» What is expected:
Below are some records. Write out the lines from the one containing "Extract all readable text from this page." to the last line, word for word, leaving out pictures.

── Provided data

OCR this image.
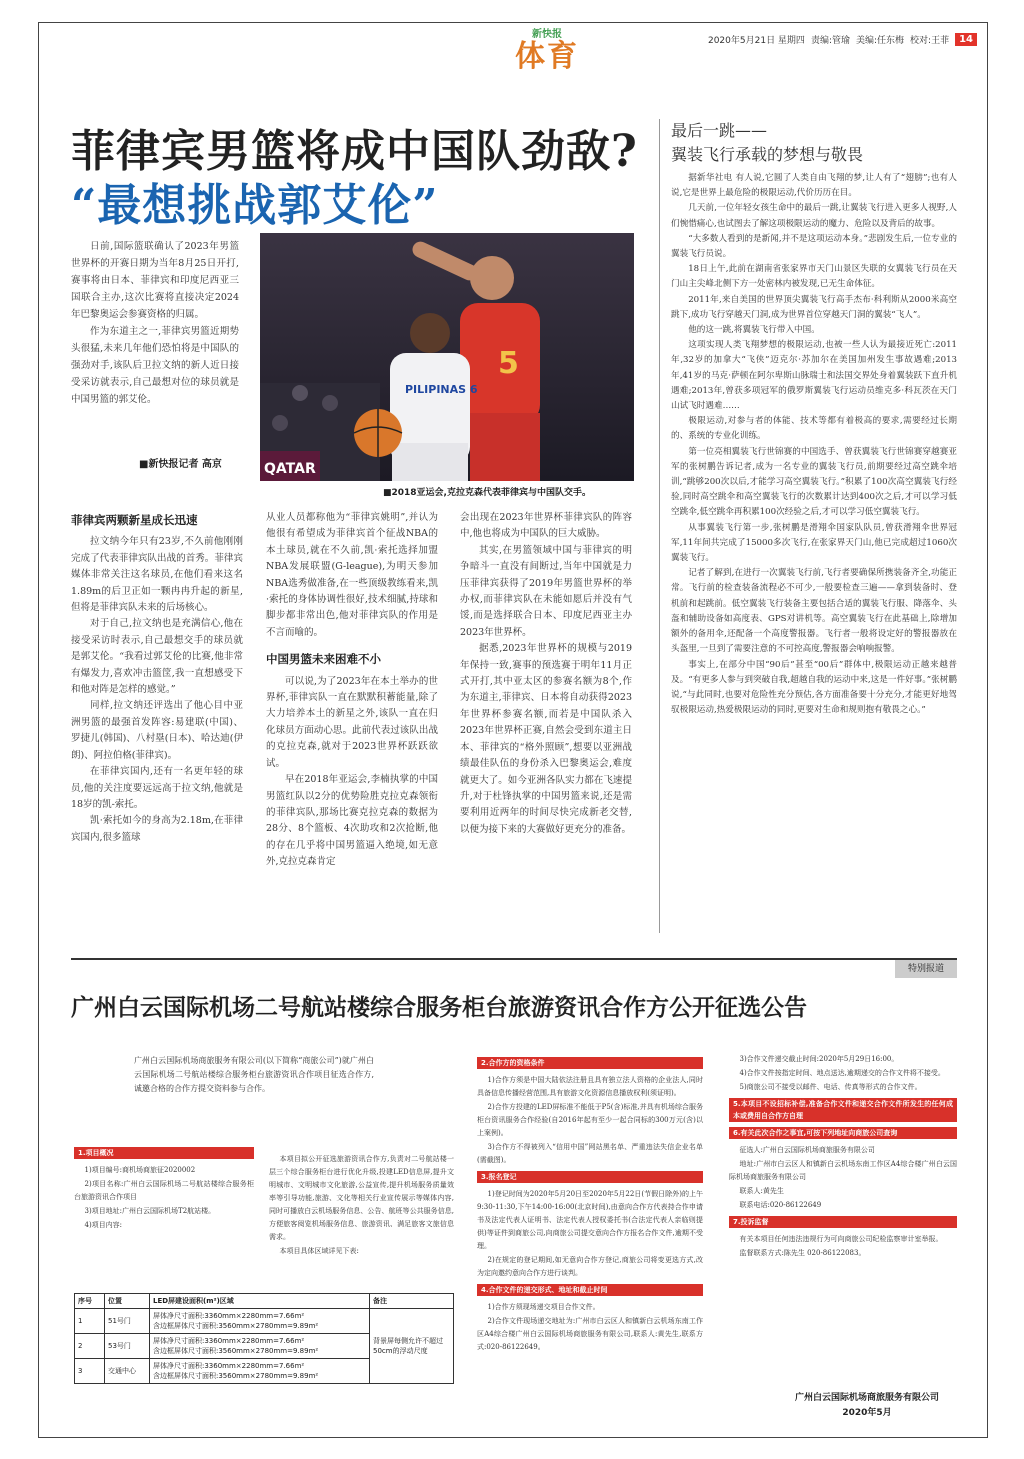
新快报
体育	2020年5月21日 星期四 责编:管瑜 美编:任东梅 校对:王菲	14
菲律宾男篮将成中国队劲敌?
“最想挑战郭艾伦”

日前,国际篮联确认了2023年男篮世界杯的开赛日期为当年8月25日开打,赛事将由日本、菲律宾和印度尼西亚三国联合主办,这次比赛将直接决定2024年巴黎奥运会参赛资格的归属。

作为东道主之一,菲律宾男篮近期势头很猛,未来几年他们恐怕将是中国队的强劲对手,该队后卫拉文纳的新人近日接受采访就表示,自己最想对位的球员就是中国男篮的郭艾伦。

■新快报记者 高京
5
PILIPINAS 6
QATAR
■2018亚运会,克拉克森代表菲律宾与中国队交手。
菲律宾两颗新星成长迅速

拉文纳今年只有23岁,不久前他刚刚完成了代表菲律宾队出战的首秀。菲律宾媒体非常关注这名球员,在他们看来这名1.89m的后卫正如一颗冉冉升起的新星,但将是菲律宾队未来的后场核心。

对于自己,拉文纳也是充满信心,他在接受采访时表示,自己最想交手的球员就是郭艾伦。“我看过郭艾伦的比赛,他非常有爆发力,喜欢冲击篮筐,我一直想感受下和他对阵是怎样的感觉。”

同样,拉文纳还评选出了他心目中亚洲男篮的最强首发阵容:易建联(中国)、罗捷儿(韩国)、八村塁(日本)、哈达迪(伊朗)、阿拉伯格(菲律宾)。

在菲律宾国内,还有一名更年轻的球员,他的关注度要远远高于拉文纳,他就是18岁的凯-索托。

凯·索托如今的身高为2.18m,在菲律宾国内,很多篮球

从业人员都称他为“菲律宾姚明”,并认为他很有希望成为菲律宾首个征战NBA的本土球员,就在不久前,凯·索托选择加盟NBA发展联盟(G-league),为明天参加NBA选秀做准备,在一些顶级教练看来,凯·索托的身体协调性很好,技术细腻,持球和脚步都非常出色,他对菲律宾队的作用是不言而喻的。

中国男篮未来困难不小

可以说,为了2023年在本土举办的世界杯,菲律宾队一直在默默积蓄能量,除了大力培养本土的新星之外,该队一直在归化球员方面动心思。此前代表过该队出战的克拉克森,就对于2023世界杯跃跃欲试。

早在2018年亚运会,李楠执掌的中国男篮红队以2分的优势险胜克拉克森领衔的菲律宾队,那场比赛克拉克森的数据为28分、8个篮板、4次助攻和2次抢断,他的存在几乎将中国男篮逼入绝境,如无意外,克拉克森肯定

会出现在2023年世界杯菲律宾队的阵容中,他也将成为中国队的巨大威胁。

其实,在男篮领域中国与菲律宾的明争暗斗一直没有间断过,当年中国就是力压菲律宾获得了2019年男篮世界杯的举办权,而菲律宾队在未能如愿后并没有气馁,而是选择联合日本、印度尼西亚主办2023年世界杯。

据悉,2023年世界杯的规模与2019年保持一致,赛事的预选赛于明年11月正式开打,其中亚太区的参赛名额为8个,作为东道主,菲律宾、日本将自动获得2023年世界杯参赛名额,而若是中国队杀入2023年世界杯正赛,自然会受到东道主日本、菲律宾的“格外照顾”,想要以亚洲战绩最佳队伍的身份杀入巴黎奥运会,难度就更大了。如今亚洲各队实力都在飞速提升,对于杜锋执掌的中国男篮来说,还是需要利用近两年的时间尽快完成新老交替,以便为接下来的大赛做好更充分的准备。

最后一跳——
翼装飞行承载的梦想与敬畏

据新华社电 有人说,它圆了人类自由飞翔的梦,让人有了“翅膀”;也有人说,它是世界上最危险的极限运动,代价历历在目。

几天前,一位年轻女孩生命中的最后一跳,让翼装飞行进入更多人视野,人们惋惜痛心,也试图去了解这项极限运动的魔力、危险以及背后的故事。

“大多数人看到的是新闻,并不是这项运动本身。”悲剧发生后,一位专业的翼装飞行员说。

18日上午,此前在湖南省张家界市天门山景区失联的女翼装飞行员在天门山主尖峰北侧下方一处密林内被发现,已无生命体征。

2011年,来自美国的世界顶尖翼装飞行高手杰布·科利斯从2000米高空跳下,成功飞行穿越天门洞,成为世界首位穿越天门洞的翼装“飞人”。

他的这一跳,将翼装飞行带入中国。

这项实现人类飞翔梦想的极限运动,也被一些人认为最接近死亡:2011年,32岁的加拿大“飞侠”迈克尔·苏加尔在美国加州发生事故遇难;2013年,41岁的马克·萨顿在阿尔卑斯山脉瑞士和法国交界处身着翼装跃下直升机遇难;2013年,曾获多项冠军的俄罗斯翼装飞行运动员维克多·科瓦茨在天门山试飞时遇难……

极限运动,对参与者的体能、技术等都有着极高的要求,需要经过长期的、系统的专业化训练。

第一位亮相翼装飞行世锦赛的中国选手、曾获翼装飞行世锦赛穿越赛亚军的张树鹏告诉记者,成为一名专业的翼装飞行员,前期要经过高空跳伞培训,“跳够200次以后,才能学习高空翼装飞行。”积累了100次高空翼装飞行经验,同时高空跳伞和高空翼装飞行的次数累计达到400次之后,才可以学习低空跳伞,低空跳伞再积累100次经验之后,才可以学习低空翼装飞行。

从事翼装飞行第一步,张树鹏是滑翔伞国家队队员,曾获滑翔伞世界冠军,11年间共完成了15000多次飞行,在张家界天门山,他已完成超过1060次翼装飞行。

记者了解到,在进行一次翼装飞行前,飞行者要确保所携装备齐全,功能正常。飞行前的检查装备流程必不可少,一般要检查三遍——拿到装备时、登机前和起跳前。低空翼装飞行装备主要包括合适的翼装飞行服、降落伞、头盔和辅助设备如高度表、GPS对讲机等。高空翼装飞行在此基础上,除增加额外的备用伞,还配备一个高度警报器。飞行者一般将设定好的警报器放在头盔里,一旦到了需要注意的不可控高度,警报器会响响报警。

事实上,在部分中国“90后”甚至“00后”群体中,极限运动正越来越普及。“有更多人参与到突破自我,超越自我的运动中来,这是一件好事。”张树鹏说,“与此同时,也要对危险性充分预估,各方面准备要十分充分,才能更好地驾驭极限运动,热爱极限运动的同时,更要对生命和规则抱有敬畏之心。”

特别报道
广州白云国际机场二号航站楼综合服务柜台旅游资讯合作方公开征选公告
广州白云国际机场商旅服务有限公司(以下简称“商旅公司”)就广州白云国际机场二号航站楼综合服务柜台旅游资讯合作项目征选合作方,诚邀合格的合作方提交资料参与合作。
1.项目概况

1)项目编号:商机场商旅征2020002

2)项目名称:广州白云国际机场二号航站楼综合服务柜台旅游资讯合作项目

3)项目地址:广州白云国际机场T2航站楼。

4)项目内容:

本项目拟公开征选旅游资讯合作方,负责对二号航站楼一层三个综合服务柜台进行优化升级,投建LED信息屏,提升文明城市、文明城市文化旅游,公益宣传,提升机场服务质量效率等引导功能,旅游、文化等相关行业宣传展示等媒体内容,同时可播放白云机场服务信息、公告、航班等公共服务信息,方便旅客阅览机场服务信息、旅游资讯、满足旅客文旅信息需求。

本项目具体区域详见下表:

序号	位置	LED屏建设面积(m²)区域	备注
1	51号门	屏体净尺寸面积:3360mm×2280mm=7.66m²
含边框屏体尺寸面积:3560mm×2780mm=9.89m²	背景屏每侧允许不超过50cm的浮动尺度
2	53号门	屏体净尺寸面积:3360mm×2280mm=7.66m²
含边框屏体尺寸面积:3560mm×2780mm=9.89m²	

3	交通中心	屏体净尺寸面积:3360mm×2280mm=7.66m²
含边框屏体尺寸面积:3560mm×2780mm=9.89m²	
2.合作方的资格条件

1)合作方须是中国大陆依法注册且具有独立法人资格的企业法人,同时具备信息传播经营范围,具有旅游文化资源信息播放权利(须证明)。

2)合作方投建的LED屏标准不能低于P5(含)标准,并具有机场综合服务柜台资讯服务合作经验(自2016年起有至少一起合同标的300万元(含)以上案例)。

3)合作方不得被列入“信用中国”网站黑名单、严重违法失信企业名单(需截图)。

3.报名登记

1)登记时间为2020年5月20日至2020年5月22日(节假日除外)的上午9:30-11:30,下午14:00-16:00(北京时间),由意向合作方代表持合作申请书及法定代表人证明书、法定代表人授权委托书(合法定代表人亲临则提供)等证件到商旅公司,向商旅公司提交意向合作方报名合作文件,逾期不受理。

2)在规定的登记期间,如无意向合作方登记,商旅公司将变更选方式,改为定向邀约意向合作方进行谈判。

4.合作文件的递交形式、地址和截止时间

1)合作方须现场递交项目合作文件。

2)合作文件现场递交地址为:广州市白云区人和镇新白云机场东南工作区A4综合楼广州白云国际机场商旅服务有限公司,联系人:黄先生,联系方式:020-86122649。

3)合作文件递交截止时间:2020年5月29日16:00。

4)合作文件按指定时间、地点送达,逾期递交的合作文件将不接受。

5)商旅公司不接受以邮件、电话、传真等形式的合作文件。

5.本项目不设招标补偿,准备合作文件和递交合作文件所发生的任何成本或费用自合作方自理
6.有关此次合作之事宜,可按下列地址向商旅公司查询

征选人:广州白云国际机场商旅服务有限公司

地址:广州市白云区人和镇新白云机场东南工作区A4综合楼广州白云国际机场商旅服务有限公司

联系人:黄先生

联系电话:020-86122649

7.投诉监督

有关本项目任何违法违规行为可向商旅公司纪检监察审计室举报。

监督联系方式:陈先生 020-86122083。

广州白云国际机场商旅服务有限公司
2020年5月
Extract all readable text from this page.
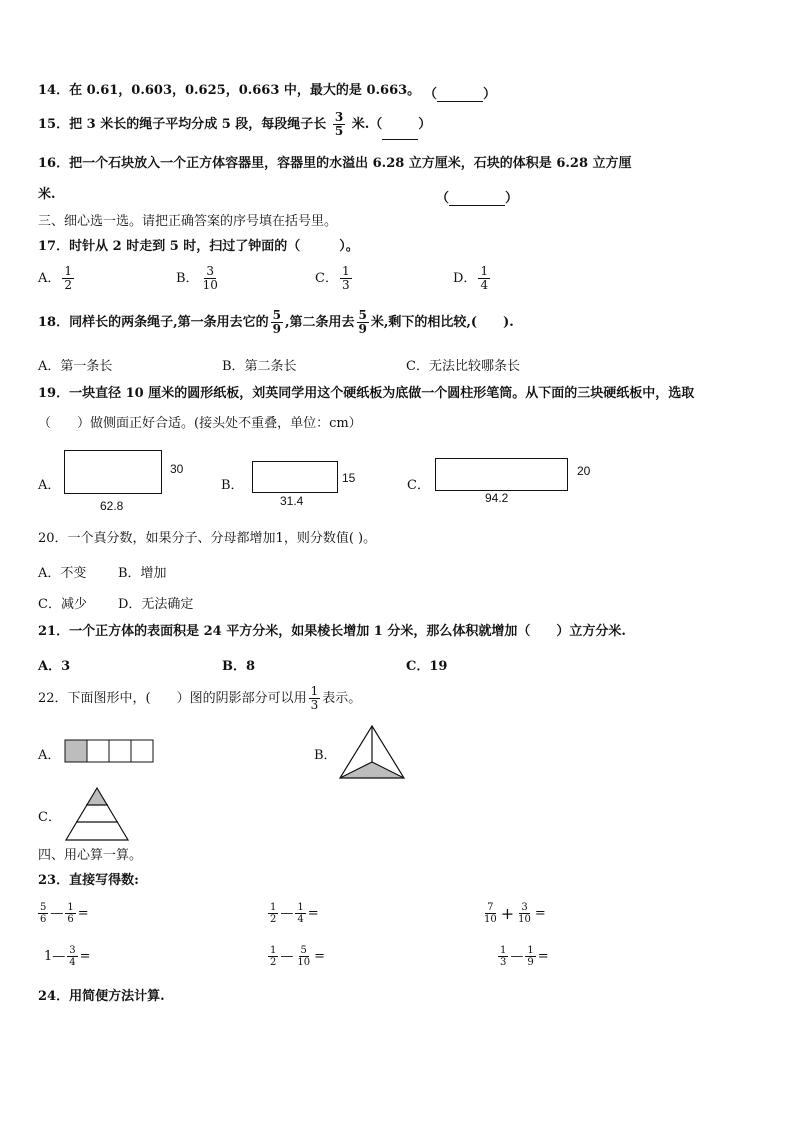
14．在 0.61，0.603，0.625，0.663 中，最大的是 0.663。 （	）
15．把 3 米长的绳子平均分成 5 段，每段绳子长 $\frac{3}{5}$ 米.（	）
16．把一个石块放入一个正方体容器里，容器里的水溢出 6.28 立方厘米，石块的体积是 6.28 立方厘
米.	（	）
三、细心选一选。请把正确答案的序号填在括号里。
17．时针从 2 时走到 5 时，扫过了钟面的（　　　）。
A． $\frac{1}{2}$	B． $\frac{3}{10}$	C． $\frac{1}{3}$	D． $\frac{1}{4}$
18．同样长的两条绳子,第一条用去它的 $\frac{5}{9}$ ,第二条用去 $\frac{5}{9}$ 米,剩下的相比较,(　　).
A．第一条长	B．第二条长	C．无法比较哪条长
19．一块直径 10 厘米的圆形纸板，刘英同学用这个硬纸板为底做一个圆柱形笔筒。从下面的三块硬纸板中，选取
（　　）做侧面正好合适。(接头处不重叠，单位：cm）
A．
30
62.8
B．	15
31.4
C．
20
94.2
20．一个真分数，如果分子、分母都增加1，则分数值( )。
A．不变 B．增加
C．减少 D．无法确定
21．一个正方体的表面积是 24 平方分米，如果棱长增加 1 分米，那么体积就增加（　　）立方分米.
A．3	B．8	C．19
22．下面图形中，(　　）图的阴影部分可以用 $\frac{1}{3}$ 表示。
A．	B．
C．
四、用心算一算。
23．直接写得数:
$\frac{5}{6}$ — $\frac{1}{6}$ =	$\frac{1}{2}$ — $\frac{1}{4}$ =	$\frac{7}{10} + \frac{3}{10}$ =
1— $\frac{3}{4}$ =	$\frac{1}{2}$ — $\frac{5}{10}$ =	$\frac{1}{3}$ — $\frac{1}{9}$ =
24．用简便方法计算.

────

» Solution to this problem:
Extract all readable text from this page.
14．在 0.61，0.603，0.625，0.663 中，最大的是 0.663。 （	）
15．把 3 米长的绳子平均分成 5 段，每段绳子长 $\frac{3}{5}$ 米.（	）
16．把一个石块放入一个正方体容器里，容器里的水溢出 6.28 立方厘米，石块的体积是 6.28 立方厘
米.	（	）
三、细心选一选。请把正确答案的序号填在括号里。
17．时针从 2 时走到 5 时，扫过了钟面的（　　　）。
A． $\frac{1}{2}$	B． $\frac{3}{10}$	C． $\frac{1}{3}$	D． $\frac{1}{4}$
18．同样长的两条绳子,第一条用去它的 $\frac{5}{9}$ ,第二条用去 $\frac{5}{9}$ 米,剩下的相比较,(　　).
A．第一条长	B．第二条长	C．无法比较哪条长
19．一块直径 10 厘米的圆形纸板，刘英同学用这个硬纸板为底做一个圆柱形笔筒。从下面的三块硬纸板中，选取
（　　）做侧面正好合适。(接头处不重叠，单位：cm）
A．
30
62.8
B．	15
31.4
C．
20
94.2
20．一个真分数，如果分子、分母都增加1，则分数值( )。
A．不变 B．增加
C．减少 D．无法确定
21．一个正方体的表面积是 24 平方分米，如果棱长增加 1 分米，那么体积就增加（　　）立方分米.
A．3	B．8	C．19
22．下面图形中，(　　）图的阴影部分可以用 $\frac{1}{3}$ 表示。
A．	B．
C．
四、用心算一算。
23．直接写得数:
$\frac{5}{6}$ — $\frac{1}{6}$ =	$\frac{1}{2}$ — $\frac{1}{4}$ =	$\frac{7}{10} + \frac{3}{10}$ =
1— $\frac{3}{4}$ =	$\frac{1}{2}$ — $\frac{5}{10}$ =	$\frac{1}{3}$ — $\frac{1}{9}$ =
24．用简便方法计算.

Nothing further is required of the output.